WHAT IS NEEDED. Go through the entries below and write each one out exactly.

[BEGIN MATERIAL SHOWN]

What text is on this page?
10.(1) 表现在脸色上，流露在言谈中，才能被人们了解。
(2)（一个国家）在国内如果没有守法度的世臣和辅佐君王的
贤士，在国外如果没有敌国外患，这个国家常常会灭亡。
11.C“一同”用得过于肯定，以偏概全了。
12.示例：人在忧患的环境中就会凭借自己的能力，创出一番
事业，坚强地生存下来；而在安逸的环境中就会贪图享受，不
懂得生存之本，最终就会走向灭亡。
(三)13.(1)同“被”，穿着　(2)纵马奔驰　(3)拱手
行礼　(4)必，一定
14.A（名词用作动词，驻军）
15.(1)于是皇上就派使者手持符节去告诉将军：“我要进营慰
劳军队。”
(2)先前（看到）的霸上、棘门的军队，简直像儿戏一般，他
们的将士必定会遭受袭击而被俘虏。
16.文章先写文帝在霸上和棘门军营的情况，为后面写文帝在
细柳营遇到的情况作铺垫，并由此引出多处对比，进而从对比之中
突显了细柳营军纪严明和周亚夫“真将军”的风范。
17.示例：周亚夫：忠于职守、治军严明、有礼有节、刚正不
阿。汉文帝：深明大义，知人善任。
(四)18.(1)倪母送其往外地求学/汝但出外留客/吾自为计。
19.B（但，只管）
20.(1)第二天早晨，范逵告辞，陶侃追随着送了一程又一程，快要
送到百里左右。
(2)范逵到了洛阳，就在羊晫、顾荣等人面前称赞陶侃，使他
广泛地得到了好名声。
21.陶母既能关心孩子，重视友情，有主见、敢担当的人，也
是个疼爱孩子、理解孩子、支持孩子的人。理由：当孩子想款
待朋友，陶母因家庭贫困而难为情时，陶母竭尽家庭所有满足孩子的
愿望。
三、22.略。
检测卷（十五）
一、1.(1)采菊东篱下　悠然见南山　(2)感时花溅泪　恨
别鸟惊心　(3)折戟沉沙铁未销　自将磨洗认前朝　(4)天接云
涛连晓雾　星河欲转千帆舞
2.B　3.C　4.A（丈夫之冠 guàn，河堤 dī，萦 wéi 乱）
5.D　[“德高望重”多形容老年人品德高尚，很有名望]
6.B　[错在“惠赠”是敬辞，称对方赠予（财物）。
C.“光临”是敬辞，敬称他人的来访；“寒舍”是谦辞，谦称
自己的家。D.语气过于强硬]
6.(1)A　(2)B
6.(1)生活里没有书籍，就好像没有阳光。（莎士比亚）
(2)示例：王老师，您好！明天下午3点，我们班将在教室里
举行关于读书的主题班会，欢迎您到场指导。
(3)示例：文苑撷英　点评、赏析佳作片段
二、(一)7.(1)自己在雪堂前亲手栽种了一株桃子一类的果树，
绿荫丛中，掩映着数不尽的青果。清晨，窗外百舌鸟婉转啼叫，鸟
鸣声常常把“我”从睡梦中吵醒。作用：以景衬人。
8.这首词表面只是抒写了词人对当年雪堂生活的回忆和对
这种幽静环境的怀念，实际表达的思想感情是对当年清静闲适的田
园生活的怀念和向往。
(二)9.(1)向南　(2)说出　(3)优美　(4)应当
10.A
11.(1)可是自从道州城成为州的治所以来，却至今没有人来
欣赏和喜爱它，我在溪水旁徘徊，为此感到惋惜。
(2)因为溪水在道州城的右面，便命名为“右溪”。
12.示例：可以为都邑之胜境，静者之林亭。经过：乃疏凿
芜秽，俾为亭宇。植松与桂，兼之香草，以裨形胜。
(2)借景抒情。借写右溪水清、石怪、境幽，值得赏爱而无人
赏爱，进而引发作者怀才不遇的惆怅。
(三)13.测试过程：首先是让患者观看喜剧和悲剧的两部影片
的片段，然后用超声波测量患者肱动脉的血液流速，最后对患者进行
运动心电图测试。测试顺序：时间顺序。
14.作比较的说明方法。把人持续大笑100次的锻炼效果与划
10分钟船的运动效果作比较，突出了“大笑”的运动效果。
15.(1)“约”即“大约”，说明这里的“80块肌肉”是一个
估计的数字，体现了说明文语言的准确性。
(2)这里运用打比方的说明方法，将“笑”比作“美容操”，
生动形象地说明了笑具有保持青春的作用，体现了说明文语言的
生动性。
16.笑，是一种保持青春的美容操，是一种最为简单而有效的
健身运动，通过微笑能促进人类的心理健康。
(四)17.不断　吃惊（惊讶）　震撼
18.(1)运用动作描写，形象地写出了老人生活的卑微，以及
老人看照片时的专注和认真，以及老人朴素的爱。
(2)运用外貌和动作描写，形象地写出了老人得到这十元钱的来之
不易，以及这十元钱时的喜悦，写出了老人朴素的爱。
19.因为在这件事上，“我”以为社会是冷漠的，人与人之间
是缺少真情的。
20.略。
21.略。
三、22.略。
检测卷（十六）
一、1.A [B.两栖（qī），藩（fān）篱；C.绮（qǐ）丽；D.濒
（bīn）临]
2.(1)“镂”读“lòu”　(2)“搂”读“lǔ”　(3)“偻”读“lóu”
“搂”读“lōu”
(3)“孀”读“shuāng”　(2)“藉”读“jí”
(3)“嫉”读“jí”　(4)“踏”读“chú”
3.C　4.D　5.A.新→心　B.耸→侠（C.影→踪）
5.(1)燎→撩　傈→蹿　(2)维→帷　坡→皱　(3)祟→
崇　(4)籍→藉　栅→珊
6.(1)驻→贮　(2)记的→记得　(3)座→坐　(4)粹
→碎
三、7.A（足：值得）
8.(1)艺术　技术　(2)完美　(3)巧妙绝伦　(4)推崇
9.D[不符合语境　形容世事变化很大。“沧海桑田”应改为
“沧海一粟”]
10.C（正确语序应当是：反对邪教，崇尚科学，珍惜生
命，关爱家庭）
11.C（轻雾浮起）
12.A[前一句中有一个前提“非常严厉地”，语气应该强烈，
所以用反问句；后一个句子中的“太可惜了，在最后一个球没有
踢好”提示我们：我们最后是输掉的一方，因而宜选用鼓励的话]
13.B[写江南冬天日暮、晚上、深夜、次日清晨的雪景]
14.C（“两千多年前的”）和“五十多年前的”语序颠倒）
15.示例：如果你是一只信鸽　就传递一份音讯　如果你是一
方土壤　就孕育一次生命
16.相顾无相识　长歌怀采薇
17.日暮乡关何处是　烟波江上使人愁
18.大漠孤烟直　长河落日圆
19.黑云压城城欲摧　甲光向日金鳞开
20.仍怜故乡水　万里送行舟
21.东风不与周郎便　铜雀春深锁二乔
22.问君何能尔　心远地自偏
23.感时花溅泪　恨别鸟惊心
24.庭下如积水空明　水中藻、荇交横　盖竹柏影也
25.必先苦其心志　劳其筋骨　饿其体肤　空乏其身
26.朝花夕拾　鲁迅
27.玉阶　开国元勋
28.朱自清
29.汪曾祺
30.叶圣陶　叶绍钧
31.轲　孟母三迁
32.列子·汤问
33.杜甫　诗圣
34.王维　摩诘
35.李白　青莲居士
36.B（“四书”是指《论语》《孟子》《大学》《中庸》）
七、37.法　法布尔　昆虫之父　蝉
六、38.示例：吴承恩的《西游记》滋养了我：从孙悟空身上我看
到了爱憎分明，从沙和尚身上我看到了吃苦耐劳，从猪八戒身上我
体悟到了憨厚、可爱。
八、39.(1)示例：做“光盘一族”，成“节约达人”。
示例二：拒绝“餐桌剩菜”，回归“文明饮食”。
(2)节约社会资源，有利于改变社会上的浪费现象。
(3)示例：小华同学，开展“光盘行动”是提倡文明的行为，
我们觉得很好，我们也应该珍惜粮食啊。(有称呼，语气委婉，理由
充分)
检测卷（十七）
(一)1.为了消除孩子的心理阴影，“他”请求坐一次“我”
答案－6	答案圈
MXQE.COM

[END MATERIAL SHOWN]

SOLUTION BELOW.
What text is on this page?
10.(1) 表现在脸色上，流露在言谈中，才能被人们了解。
(2)（一个国家）在国内如果没有守法度的世臣和辅佐君王的
贤士，在国外如果没有敌国外患，这个国家常常会灭亡。
11.C“一同”用得过于肯定，以偏概全了。
12.示例：人在忧患的环境中就会凭借自己的能力，创出一番
事业，坚强地生存下来；而在安逸的环境中就会贪图享受，不
懂得生存之本，最终就会走向灭亡。
(三)13.(1)同“被”，穿着　(2)纵马奔驰　(3)拱手
行礼　(4)必，一定
14.A（名词用作动词，驻军）
15.(1)于是皇上就派使者手持符节去告诉将军：“我要进营慰
劳军队。”
(2)先前（看到）的霸上、棘门的军队，简直像儿戏一般，他
们的将士必定会遭受袭击而被俘虏。
16.文章先写文帝在霸上和棘门军营的情况，为后面写文帝在
细柳营遇到的情况作铺垫，并由此引出多处对比，进而从对比之中
突显了细柳营军纪严明和周亚夫“真将军”的风范。
17.示例：周亚夫：忠于职守、治军严明、有礼有节、刚正不
阿。汉文帝：深明大义，知人善任。
(四)18.(1)倪母送其往外地求学/汝但出外留客/吾自为计。
19.B（但，只管）
20.(1)第二天早晨，范逵告辞，陶侃追随着送了一程又一程，快要
送到百里左右。
(2)范逵到了洛阳，就在羊晫、顾荣等人面前称赞陶侃，使他
广泛地得到了好名声。
21.陶母既能关心孩子，重视友情，有主见、敢担当的人，也
是个疼爱孩子、理解孩子、支持孩子的人。理由：当孩子想款
待朋友，陶母因家庭贫困而难为情时，陶母竭尽家庭所有满足孩子的
愿望。
三、22.略。
检测卷（十五）
一、1.(1)采菊东篱下　悠然见南山　(2)感时花溅泪　恨
别鸟惊心　(3)折戟沉沙铁未销　自将磨洗认前朝　(4)天接云
涛连晓雾　星河欲转千帆舞
2.B　3.C　4.A（丈夫之冠 guàn，河堤 dī，萦 wéi 乱）
5.D　[“德高望重”多形容老年人品德高尚，很有名望]
6.B　[错在“惠赠”是敬辞，称对方赠予（财物）。
C.“光临”是敬辞，敬称他人的来访；“寒舍”是谦辞，谦称
自己的家。D.语气过于强硬]
6.(1)A　(2)B
6.(1)生活里没有书籍，就好像没有阳光。（莎士比亚）
(2)示例：王老师，您好！明天下午3点，我们班将在教室里
举行关于读书的主题班会，欢迎您到场指导。
(3)示例：文苑撷英　点评、赏析佳作片段
二、(一)7.(1)自己在雪堂前亲手栽种了一株桃子一类的果树，
绿荫丛中，掩映着数不尽的青果。清晨，窗外百舌鸟婉转啼叫，鸟
鸣声常常把“我”从睡梦中吵醒。作用：以景衬人。
8.这首词表面只是抒写了词人对当年雪堂生活的回忆和对
这种幽静环境的怀念，实际表达的思想感情是对当年清静闲适的田
园生活的怀念和向往。
(二)9.(1)向南　(2)说出　(3)优美　(4)应当
10.A
11.(1)可是自从道州城成为州的治所以来，却至今没有人来
欣赏和喜爱它，我在溪水旁徘徊，为此感到惋惜。
(2)因为溪水在道州城的右面，便命名为“右溪”。
12.示例：可以为都邑之胜境，静者之林亭。经过：乃疏凿
芜秽，俾为亭宇。植松与桂，兼之香草，以裨形胜。
(2)借景抒情。借写右溪水清、石怪、境幽，值得赏爱而无人
赏爱，进而引发作者怀才不遇的惆怅。
(三)13.测试过程：首先是让患者观看喜剧和悲剧的两部影片
的片段，然后用超声波测量患者肱动脉的血液流速，最后对患者进行
运动心电图测试。测试顺序：时间顺序。
14.作比较的说明方法。把人持续大笑100次的锻炼效果与划
10分钟船的运动效果作比较，突出了“大笑”的运动效果。
15.(1)“约”即“大约”，说明这里的“80块肌肉”是一个
估计的数字，体现了说明文语言的准确性。
(2)这里运用打比方的说明方法，将“笑”比作“美容操”，
生动形象地说明了笑具有保持青春的作用，体现了说明文语言的
生动性。
16.笑，是一种保持青春的美容操，是一种最为简单而有效的
健身运动，通过微笑能促进人类的心理健康。
(四)17.不断　吃惊（惊讶）　震撼
18.(1)运用动作描写，形象地写出了老人生活的卑微，以及
老人看照片时的专注和认真，以及老人朴素的爱。
(2)运用外貌和动作描写，形象地写出了老人得到这十元钱的来之
不易，以及这十元钱时的喜悦，写出了老人朴素的爱。
19.因为在这件事上，“我”以为社会是冷漠的，人与人之间
是缺少真情的。
20.略。
21.略。
三、22.略。
检测卷（十六）
一、1.A [B.两栖（qī），藩（fān）篱；C.绮（qǐ）丽；D.濒
（bīn）临]
2.(1)“镂”读“lòu”　(2)“搂”读“lǔ”　(3)“偻”读“lóu”
“搂”读“lōu”
(3)“孀”读“shuāng”　(2)“藉”读“jí”
(3)“嫉”读“jí”　(4)“踏”读“chú”
3.C　4.D　5.A.新→心　B.耸→侠（C.影→踪）
5.(1)燎→撩　傈→蹿　(2)维→帷　坡→皱　(3)祟→
崇　(4)籍→藉　栅→珊
6.(1)驻→贮　(2)记的→记得　(3)座→坐　(4)粹
→碎
三、7.A（足：值得）
8.(1)艺术　技术　(2)完美　(3)巧妙绝伦　(4)推崇
9.D[不符合语境　形容世事变化很大。“沧海桑田”应改为
“沧海一粟”]
10.C（正确语序应当是：反对邪教，崇尚科学，珍惜生
命，关爱家庭）
11.C（轻雾浮起）
12.A[前一句中有一个前提“非常严厉地”，语气应该强烈，
所以用反问句；后一个句子中的“太可惜了，在最后一个球没有
踢好”提示我们：我们最后是输掉的一方，因而宜选用鼓励的话]
13.B[写江南冬天日暮、晚上、深夜、次日清晨的雪景]
14.C（“两千多年前的”）和“五十多年前的”语序颠倒）
15.示例：如果你是一只信鸽　就传递一份音讯　如果你是一
方土壤　就孕育一次生命
16.相顾无相识　长歌怀采薇
17.日暮乡关何处是　烟波江上使人愁
18.大漠孤烟直　长河落日圆
19.黑云压城城欲摧　甲光向日金鳞开
20.仍怜故乡水　万里送行舟
21.东风不与周郎便　铜雀春深锁二乔
22.问君何能尔　心远地自偏
23.感时花溅泪　恨别鸟惊心
24.庭下如积水空明　水中藻、荇交横　盖竹柏影也
25.必先苦其心志　劳其筋骨　饿其体肤　空乏其身
26.朝花夕拾　鲁迅
27.玉阶　开国元勋
28.朱自清
29.汪曾祺
30.叶圣陶　叶绍钧
31.轲　孟母三迁
32.列子·汤问
33.杜甫　诗圣
34.王维　摩诘
35.李白　青莲居士
36.B（“四书”是指《论语》《孟子》《大学》《中庸》）
七、37.法　法布尔　昆虫之父　蝉
六、38.示例：吴承恩的《西游记》滋养了我：从孙悟空身上我看
到了爱憎分明，从沙和尚身上我看到了吃苦耐劳，从猪八戒身上我
体悟到了憨厚、可爱。
八、39.(1)示例：做“光盘一族”，成“节约达人”。
示例二：拒绝“餐桌剩菜”，回归“文明饮食”。
(2)节约社会资源，有利于改变社会上的浪费现象。
(3)示例：小华同学，开展“光盘行动”是提倡文明的行为，
我们觉得很好，我们也应该珍惜粮食啊。(有称呼，语气委婉，理由
充分)
检测卷（十七）
(一)1.为了消除孩子的心理阴影，“他”请求坐一次“我”
答案－6	答案圈
MXQE.COM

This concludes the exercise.